_WHAT THE TASK REQUIRES_
Return the records in full, exactly as given.

______________________________

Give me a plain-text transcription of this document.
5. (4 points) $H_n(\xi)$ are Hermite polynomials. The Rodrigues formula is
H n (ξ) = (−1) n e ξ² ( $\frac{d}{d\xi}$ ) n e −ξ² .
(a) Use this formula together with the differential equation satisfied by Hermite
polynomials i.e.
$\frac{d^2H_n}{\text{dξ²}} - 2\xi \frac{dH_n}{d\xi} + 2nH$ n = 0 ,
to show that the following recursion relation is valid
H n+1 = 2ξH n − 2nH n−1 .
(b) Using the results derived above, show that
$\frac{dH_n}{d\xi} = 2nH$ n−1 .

______________________________

_ANSWER TO THIS PROBLEM_
Give me a plain-text transcription of this document.
5. (4 points) $H_n(\xi)$ are Hermite polynomials. The Rodrigues formula is
H n (ξ) = (−1) n e ξ² ( $\frac{d}{d\xi}$ ) n e −ξ² .
(a) Use this formula together with the differential equation satisfied by Hermite
polynomials i.e.
$\frac{d^2H_n}{\text{dξ²}} - 2\xi \frac{dH_n}{d\xi} + 2nH$ n = 0 ,
to show that the following recursion relation is valid
H n+1 = 2ξH n − 2nH n−1 .
(b) Using the results derived above, show that
$\frac{dH_n}{d\xi} = 2nH$ n−1 .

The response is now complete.